■ **WHAT THE EXERCISE ASKS**
Reproduce the listing exactly, with no pictures in your copy.

=== INFORMATION GIVEN ===

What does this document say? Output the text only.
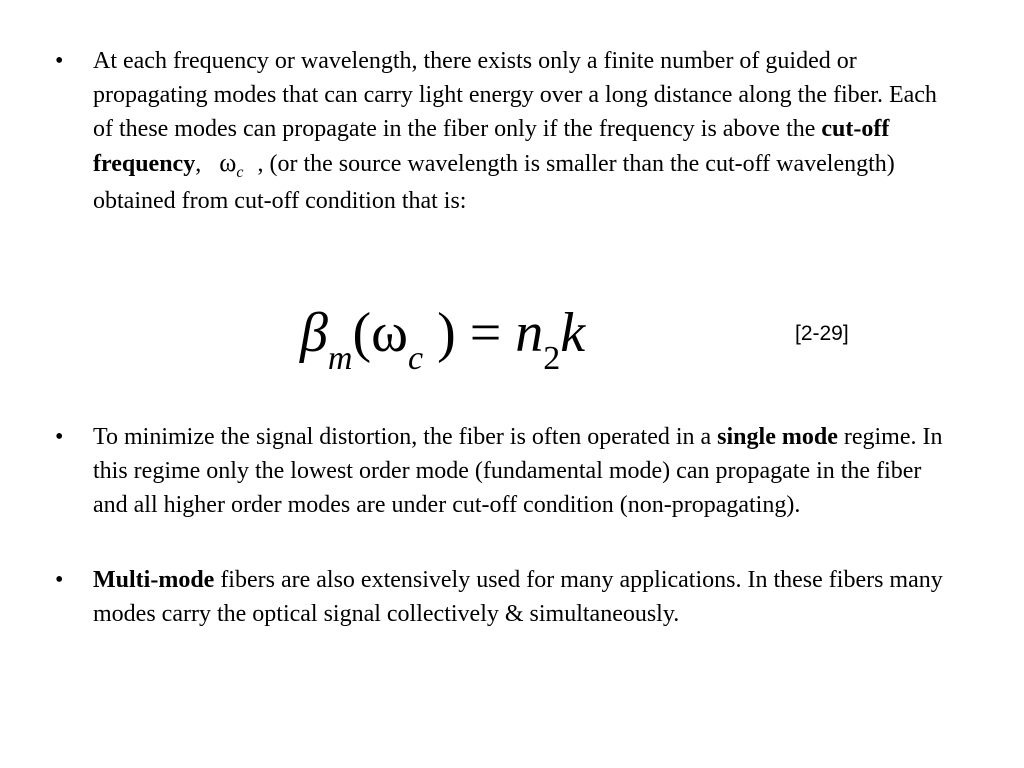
•	At each frequency or wavelength, there exists only a finite number of guided or propagating modes that can carry light energy over a long distance along the fiber. Each of these modes can propagate in the fiber only if the frequency is above the cut-off frequency, $\omega_c$ , (or the source wavelength is smaller than the cut-off wavelength) obtained from cut-off condition that is:
$\beta_m(\omega_c$ ) = $n_2k$	[2-29]
•	To minimize the signal distortion, the fiber is often operated in a single mode regime. In this regime only the lowest order mode (fundamental mode) can propagate in the fiber and all higher order modes are under cut-off condition (non-propagating).
•	Multi-mode fibers are also extensively used for many applications. In these fibers many modes carry the optical signal collectively & simultaneously.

===

■ **RESULT**
What does this document say? Output the text only.
•	At each frequency or wavelength, there exists only a finite number of guided or propagating modes that can carry light energy over a long distance along the fiber. Each of these modes can propagate in the fiber only if the frequency is above the cut-off frequency, $\omega_c$ , (or the source wavelength is smaller than the cut-off wavelength) obtained from cut-off condition that is:
$\beta_m(\omega_c$ ) = $n_2k$	[2-29]
•	To minimize the signal distortion, the fiber is often operated in a single mode regime. In this regime only the lowest order mode (fundamental mode) can propagate in the fiber and all higher order modes are under cut-off condition (non-propagating).
•	Multi-mode fibers are also extensively used for many applications. In these fibers many modes carry the optical signal collectively & simultaneously.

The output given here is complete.